## Short problem
Your task is to filter the data below down to the lines holding "Wells".

Data entries:
-- Begin --

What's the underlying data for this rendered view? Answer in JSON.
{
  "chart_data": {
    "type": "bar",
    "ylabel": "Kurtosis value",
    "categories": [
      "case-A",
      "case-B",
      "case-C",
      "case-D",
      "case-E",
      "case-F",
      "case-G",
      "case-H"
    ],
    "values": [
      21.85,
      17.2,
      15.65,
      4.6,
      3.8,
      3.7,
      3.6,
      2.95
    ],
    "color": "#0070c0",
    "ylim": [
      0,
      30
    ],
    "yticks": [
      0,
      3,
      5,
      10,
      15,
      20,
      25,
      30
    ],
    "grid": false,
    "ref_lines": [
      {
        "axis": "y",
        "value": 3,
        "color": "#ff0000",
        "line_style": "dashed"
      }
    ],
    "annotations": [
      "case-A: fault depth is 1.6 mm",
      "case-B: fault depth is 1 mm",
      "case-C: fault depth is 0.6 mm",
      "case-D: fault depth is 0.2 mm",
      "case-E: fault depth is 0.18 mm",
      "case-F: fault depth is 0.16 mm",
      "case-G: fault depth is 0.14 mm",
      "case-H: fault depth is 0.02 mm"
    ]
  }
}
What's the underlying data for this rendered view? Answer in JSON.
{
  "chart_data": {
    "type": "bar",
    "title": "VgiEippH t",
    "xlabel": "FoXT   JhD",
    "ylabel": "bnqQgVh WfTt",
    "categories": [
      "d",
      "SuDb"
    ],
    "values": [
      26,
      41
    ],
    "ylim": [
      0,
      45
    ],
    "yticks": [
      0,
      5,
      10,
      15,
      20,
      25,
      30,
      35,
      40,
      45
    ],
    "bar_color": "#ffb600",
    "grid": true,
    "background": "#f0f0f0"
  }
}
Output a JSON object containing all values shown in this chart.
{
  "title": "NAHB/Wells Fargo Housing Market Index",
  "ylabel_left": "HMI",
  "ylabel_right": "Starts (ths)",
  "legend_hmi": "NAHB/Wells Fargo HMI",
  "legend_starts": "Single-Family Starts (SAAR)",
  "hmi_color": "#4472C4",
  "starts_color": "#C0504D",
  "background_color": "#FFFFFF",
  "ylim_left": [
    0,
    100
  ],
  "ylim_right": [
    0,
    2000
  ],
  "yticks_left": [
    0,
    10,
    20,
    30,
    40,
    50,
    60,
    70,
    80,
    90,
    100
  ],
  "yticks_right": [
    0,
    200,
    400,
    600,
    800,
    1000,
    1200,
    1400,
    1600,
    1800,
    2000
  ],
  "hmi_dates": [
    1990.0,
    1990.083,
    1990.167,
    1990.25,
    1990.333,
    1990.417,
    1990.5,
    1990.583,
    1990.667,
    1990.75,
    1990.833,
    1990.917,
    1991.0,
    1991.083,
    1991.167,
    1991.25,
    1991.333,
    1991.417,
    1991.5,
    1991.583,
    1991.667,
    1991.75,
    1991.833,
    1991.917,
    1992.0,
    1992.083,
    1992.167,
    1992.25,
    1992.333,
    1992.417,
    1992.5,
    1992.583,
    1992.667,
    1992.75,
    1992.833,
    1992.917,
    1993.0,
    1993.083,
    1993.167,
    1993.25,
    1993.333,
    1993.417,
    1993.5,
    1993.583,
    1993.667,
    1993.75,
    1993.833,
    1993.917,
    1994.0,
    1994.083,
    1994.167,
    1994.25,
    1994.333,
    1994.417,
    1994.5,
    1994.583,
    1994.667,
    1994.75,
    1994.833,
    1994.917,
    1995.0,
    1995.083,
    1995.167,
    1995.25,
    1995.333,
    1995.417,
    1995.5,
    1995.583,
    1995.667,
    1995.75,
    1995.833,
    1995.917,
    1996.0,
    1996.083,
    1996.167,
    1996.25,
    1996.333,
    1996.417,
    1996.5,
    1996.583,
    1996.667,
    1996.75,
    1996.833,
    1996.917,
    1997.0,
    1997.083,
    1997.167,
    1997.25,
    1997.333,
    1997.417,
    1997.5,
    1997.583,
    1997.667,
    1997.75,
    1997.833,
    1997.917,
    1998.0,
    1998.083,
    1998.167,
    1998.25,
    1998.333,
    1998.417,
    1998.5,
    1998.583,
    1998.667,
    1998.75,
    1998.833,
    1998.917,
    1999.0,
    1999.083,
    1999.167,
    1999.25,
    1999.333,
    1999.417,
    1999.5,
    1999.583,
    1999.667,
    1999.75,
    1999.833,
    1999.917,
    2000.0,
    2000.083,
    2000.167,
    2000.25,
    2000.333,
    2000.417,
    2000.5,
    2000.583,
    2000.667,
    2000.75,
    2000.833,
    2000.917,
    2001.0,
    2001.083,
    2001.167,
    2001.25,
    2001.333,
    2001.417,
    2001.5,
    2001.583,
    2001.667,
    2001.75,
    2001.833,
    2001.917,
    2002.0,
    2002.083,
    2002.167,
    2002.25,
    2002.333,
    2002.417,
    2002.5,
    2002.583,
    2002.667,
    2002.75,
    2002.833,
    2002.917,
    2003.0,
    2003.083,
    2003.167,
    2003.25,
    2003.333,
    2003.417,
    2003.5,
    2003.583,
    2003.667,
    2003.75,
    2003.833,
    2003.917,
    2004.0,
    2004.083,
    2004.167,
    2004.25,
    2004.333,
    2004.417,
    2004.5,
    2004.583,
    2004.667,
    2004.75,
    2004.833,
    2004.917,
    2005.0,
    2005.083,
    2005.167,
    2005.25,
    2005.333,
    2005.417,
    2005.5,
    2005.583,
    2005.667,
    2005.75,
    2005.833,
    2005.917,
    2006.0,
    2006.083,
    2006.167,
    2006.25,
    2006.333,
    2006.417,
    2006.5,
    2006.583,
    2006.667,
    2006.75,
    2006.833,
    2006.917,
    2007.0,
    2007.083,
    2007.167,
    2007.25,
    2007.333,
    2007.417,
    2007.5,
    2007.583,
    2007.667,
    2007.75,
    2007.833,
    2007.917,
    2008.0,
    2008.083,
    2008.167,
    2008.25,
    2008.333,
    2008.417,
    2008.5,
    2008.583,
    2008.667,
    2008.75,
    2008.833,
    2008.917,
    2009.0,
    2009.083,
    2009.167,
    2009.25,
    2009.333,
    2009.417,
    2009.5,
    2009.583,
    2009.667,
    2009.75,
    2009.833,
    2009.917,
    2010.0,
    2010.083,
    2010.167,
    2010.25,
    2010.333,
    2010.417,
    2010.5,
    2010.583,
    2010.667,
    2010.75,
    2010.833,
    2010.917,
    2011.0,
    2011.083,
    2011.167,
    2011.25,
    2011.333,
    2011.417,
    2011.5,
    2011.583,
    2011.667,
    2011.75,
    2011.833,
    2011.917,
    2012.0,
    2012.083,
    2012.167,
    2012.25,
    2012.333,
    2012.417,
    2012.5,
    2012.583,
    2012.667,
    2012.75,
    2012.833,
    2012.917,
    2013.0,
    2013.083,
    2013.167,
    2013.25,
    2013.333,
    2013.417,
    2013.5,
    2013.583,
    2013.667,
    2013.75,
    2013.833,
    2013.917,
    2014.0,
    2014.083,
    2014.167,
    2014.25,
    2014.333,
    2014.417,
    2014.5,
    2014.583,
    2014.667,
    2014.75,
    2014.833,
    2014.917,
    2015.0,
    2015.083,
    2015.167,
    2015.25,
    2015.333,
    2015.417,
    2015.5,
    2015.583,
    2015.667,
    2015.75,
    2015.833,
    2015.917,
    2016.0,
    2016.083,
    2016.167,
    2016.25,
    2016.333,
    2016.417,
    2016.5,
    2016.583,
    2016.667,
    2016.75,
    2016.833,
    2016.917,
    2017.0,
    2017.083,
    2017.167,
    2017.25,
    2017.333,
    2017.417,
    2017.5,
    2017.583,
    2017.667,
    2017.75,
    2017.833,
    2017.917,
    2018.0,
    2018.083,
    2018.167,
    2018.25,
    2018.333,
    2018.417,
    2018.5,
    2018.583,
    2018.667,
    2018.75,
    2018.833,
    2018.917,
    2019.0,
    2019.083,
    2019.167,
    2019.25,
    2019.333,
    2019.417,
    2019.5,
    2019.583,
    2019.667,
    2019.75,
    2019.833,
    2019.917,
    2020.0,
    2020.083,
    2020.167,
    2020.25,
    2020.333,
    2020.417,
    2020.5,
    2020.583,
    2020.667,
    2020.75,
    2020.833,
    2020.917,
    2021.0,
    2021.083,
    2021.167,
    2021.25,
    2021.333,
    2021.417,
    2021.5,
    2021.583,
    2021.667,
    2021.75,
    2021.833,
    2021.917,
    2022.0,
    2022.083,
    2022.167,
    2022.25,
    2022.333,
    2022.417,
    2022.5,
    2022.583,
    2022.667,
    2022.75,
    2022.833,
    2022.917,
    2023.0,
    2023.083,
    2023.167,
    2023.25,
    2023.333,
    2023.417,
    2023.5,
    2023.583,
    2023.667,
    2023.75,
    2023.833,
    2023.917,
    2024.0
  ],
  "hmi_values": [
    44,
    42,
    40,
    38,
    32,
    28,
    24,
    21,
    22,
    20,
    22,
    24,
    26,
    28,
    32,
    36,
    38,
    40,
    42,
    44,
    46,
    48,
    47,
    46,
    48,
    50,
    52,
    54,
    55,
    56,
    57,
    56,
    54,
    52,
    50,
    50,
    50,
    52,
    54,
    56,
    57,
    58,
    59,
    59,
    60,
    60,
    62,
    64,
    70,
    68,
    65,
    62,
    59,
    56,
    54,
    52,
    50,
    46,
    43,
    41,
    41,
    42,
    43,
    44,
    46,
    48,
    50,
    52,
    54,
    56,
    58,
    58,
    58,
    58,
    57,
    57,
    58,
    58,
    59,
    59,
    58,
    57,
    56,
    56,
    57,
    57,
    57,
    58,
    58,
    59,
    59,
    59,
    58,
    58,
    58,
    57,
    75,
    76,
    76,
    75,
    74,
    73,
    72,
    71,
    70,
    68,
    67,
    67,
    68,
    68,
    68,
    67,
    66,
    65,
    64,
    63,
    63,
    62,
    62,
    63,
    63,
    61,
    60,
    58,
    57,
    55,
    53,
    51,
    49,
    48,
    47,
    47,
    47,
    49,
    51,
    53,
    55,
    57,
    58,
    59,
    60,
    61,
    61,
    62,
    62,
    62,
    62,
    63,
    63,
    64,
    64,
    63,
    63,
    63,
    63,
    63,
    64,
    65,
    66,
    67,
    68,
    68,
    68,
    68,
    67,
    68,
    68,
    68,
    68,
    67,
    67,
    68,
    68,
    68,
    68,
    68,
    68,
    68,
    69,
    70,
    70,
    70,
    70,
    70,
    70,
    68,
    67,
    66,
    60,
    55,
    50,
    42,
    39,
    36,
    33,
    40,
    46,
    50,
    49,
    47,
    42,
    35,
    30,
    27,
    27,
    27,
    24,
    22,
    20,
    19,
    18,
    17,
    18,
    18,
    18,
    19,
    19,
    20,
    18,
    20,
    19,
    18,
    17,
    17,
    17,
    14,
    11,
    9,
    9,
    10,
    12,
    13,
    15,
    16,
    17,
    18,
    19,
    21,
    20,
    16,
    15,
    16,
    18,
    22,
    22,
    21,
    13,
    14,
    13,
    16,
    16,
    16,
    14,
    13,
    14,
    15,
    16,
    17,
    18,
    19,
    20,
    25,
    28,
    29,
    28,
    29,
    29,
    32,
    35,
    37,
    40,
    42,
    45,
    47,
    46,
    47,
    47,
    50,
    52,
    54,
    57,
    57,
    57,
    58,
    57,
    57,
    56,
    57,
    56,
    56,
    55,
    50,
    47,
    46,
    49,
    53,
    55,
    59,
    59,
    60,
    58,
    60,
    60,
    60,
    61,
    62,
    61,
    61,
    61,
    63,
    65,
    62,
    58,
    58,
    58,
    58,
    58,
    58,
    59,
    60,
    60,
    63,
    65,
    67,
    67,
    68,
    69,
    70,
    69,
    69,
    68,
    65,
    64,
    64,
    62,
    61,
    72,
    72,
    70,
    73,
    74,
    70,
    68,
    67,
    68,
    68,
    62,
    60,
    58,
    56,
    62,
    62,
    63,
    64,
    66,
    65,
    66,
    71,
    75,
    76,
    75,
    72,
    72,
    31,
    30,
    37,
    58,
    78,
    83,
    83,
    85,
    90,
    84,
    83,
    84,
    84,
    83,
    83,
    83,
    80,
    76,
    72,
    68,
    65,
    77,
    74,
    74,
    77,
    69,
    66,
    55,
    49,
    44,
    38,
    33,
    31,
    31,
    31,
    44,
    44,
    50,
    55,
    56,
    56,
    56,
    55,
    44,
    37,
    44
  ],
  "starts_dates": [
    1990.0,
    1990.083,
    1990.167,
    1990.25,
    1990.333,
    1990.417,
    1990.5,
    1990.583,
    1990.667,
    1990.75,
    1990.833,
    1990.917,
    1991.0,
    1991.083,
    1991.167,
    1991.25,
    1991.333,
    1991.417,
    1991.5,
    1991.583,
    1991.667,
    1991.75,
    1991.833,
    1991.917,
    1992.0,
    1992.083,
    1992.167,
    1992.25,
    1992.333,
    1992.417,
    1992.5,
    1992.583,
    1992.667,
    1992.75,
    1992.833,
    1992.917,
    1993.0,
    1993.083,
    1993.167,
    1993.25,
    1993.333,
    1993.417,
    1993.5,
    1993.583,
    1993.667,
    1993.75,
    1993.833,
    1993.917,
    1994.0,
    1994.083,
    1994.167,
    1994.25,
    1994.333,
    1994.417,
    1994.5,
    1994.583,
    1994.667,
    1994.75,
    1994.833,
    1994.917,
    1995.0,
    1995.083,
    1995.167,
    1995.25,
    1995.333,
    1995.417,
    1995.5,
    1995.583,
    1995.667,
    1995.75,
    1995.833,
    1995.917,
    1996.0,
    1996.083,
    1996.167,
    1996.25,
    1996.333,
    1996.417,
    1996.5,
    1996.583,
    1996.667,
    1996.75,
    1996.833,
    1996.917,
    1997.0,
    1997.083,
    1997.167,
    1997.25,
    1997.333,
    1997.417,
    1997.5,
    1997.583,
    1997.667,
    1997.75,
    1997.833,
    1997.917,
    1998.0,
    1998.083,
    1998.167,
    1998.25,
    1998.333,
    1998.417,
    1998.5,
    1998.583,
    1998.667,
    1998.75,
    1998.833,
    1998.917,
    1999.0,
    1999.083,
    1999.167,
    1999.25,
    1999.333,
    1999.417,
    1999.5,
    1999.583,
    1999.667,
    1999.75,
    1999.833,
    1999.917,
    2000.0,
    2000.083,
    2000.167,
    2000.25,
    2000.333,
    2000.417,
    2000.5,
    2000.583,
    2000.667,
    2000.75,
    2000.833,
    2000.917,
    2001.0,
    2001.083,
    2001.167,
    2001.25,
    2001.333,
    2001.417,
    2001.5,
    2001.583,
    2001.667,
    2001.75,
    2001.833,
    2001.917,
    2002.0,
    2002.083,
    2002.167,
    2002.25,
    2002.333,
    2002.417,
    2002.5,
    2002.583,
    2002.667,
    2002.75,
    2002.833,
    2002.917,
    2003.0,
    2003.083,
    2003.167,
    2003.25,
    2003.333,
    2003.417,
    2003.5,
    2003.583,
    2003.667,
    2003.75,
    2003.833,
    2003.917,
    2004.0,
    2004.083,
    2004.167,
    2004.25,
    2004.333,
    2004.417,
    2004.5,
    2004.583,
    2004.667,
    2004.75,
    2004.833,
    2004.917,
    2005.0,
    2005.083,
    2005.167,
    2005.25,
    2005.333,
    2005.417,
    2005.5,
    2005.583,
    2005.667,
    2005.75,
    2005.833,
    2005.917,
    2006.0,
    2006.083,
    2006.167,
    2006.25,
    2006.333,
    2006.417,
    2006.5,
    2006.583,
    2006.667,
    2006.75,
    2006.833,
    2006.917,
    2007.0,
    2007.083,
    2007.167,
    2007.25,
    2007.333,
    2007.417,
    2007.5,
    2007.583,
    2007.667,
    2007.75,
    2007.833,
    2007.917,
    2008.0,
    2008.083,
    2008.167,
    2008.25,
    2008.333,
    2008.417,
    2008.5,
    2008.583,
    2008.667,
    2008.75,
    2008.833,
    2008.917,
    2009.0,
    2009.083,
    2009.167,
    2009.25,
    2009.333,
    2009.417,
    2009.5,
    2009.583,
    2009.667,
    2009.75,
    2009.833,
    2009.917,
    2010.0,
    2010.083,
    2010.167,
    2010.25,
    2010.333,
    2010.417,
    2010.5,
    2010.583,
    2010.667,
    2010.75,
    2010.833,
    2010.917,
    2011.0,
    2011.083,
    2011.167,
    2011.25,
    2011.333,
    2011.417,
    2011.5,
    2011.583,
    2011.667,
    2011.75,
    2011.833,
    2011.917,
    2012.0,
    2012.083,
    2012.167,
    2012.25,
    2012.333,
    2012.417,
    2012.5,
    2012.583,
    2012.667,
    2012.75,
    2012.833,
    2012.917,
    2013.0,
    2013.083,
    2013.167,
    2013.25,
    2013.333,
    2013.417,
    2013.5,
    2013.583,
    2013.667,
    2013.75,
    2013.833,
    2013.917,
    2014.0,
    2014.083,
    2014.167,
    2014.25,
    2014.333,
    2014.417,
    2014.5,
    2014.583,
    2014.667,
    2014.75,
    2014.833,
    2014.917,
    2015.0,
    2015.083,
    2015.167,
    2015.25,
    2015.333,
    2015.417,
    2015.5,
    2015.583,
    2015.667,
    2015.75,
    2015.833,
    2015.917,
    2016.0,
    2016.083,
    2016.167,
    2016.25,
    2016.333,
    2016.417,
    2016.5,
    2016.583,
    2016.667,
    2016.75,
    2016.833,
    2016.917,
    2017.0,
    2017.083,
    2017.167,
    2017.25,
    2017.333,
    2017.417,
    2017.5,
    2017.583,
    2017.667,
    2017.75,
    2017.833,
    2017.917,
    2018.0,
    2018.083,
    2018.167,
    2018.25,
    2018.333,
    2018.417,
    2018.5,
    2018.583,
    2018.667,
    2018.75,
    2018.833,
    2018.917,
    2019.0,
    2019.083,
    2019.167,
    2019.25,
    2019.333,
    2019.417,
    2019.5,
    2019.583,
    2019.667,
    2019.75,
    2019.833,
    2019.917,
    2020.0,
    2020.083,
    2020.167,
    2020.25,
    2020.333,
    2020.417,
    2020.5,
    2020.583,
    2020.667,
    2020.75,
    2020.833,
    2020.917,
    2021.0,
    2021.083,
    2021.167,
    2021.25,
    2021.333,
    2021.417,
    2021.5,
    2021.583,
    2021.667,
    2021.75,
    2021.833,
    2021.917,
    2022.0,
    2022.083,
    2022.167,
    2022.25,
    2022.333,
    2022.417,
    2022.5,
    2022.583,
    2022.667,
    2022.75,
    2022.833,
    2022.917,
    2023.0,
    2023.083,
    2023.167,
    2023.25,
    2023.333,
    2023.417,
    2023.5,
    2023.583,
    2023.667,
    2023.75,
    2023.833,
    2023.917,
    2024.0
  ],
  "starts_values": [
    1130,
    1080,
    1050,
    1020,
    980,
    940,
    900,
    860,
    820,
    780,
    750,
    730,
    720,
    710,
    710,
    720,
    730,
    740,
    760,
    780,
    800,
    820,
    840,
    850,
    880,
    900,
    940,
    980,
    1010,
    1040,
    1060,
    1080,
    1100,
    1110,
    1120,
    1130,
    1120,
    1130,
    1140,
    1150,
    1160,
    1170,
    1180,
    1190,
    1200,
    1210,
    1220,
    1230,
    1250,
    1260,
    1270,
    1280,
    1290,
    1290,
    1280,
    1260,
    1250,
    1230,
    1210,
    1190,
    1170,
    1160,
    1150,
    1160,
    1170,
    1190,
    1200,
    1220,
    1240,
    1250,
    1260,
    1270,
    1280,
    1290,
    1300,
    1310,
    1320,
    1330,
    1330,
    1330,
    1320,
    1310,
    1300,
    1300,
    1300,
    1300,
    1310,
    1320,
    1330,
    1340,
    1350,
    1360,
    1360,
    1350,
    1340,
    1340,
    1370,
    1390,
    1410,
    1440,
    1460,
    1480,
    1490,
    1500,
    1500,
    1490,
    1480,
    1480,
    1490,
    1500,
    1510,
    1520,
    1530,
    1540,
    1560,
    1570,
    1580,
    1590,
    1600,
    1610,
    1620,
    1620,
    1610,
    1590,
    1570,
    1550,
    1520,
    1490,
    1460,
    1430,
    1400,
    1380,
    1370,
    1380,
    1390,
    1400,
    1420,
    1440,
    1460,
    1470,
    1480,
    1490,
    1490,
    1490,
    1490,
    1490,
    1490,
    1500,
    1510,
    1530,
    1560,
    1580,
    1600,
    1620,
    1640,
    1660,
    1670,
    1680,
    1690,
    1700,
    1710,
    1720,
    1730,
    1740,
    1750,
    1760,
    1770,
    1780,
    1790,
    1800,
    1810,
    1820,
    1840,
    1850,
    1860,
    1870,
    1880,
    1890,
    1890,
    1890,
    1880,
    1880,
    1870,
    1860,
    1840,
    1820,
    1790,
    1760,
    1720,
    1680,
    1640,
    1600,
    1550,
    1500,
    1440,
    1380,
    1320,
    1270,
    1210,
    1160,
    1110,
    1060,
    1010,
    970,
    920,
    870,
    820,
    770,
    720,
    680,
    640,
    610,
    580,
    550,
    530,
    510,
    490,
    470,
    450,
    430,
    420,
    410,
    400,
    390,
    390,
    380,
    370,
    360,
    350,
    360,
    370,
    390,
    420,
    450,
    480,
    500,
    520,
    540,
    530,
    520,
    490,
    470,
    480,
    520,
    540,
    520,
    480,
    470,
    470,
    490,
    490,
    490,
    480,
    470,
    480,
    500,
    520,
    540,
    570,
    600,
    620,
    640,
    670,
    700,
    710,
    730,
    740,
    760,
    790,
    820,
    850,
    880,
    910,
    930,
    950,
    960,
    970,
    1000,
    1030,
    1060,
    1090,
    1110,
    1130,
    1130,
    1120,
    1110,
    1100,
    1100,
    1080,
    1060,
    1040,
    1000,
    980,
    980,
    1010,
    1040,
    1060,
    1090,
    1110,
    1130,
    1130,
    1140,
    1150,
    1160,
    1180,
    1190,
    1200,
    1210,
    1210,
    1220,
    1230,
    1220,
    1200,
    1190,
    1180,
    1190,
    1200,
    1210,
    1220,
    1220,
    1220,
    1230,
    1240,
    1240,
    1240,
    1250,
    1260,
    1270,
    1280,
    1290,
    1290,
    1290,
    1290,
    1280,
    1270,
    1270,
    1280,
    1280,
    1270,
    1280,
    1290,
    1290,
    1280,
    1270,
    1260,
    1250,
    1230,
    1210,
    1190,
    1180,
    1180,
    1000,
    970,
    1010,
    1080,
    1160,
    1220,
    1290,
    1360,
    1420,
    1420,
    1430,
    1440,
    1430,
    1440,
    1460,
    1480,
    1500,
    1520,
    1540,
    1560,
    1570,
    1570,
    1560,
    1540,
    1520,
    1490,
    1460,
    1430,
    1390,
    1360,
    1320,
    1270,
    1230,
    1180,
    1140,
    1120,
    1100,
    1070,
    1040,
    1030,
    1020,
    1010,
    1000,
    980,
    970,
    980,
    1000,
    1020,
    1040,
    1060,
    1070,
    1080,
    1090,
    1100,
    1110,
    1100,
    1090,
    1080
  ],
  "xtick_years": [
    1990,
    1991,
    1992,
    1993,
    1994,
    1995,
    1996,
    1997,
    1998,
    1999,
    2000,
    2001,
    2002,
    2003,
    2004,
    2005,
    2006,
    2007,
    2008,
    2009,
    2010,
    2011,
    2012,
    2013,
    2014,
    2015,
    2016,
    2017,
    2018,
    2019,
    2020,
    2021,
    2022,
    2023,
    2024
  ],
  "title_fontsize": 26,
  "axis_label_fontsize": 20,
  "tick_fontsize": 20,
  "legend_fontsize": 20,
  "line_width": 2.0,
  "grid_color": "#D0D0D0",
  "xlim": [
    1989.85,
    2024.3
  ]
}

-- End --

## Solution to this problem
  "title": "NAHB/Wells Fargo Housing Market Index",
  "legend_hmi": "NAHB/Wells Fargo HMI",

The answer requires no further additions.